[Exercise materials start]
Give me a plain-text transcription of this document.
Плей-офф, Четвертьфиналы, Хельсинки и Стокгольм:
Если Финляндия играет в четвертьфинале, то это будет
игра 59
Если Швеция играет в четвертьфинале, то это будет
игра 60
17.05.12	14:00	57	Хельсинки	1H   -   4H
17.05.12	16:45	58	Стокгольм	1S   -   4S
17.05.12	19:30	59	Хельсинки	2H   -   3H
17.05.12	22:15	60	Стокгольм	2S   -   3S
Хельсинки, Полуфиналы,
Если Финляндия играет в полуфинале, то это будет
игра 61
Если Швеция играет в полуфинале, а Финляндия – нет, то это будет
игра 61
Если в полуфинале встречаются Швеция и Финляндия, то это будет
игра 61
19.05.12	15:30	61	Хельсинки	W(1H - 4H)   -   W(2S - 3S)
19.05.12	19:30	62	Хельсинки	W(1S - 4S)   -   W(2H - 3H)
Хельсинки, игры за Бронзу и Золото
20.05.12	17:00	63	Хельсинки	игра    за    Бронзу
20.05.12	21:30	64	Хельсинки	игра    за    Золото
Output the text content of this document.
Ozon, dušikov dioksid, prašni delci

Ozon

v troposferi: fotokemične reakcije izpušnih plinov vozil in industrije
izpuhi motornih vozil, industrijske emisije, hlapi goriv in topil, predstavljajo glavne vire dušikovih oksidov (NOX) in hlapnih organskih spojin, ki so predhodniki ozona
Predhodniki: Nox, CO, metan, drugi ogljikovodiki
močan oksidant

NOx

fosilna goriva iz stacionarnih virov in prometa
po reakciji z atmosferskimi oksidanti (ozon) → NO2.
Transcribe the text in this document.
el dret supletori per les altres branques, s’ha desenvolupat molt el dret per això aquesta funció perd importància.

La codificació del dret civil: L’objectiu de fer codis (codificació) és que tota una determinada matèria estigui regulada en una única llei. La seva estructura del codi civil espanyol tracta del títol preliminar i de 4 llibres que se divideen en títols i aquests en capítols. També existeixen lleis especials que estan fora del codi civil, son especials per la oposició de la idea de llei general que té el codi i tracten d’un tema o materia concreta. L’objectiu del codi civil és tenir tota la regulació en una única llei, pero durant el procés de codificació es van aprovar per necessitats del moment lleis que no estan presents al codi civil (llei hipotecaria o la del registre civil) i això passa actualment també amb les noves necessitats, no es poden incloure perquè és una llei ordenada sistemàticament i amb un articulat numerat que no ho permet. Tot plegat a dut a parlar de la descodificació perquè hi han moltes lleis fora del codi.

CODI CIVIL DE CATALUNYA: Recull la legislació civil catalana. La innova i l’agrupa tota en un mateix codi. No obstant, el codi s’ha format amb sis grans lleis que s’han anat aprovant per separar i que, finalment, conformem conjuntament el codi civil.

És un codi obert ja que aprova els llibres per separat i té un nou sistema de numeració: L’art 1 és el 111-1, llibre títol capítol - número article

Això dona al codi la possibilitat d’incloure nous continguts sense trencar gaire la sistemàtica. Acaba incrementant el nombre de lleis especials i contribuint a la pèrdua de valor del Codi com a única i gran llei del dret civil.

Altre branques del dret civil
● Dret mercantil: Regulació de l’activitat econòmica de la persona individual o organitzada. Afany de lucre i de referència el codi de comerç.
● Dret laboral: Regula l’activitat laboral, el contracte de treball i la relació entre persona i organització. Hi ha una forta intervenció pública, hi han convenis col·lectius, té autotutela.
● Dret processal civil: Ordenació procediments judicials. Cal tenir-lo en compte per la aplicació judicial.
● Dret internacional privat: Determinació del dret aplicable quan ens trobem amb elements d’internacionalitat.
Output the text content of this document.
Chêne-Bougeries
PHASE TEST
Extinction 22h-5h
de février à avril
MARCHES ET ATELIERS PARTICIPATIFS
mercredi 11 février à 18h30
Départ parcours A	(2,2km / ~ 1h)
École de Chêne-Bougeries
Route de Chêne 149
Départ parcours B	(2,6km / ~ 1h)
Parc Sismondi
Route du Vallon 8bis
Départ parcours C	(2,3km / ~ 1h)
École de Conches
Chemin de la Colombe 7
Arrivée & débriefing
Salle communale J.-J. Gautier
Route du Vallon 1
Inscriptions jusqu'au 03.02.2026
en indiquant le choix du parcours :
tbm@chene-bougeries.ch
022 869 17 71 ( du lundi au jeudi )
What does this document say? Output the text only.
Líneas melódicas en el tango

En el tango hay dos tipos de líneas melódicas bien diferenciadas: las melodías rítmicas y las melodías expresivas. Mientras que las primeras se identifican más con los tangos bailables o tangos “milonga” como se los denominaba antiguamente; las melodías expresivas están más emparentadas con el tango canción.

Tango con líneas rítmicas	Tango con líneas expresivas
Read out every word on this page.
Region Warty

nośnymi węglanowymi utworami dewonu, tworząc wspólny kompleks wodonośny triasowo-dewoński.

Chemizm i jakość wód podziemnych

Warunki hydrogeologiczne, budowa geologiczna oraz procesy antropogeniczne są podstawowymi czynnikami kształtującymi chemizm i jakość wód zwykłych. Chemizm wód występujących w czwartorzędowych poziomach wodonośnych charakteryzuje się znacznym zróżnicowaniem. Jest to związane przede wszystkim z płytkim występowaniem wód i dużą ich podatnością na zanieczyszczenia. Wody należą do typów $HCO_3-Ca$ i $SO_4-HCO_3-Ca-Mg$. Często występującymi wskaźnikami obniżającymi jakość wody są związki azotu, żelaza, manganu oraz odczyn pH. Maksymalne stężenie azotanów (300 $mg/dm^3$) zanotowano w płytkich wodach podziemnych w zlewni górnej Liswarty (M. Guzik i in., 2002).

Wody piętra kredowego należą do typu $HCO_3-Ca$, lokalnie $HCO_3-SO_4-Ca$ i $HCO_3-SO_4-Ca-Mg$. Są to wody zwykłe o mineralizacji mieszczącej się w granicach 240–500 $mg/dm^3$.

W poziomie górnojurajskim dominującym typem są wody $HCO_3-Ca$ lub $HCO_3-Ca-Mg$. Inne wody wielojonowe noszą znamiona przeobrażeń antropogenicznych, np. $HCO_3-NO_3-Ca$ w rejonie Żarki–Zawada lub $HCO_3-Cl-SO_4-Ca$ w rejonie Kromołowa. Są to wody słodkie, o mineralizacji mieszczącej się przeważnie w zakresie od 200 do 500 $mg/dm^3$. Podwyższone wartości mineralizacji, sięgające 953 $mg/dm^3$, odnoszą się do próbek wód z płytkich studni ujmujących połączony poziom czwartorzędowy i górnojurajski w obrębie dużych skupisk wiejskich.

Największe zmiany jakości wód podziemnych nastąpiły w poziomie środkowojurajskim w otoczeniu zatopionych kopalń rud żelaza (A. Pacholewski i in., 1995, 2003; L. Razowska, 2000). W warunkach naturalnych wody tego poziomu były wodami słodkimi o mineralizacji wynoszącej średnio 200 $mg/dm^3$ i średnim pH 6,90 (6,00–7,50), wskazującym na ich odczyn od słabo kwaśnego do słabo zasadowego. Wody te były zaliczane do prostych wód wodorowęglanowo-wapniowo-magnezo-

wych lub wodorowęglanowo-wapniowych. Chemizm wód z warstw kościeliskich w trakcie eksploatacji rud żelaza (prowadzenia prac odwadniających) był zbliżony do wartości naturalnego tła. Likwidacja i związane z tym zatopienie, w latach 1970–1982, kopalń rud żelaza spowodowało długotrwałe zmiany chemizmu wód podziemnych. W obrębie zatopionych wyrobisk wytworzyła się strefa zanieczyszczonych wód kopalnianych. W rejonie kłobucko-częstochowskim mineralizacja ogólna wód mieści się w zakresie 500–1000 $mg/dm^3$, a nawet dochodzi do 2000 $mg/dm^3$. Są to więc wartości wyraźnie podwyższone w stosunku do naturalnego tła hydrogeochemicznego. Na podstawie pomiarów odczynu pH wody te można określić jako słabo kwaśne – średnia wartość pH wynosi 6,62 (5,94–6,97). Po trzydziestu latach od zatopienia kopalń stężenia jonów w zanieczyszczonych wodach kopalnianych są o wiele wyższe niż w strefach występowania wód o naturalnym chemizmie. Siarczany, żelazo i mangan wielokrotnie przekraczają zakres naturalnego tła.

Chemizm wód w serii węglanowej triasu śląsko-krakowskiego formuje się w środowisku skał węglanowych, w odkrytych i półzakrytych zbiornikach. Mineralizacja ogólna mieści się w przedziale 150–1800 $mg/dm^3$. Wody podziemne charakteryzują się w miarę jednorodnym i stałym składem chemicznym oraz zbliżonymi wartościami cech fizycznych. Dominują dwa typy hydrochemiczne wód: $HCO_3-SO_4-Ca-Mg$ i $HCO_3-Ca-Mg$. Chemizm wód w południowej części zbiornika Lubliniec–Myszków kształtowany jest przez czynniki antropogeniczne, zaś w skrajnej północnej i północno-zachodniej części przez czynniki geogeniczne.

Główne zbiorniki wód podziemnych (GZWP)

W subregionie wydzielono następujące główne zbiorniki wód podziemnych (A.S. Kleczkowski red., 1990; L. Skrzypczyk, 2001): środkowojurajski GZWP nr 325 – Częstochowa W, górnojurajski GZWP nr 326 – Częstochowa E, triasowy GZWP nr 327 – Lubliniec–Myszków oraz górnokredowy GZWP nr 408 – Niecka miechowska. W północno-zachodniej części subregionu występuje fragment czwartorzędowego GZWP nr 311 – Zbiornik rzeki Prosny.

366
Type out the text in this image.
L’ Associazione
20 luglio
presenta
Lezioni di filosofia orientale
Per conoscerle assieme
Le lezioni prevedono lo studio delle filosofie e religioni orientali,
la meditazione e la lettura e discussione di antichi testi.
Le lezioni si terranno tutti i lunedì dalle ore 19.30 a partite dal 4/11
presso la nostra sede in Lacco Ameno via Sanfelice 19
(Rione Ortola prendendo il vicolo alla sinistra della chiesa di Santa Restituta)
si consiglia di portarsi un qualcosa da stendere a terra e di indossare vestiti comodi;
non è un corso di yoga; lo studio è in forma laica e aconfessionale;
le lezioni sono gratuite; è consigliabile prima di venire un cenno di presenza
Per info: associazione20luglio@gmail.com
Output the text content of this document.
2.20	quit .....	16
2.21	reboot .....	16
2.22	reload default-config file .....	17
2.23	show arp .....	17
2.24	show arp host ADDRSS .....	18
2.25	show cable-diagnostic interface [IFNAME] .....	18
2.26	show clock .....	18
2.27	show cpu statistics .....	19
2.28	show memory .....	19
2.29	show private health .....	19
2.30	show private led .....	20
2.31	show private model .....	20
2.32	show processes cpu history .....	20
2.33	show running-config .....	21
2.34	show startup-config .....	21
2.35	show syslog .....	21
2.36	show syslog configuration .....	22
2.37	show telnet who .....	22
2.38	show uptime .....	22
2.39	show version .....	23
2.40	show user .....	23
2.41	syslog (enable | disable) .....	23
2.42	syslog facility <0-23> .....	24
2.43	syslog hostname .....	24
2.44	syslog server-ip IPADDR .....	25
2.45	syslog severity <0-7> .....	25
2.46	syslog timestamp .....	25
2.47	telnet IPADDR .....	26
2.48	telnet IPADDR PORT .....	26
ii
[Exercise materials end]
- [What this task involves] Every line above that contains the word "Vallon" should be reported.

- [Expected answer]
Route du Vallon 8bis
Route du Vallon 1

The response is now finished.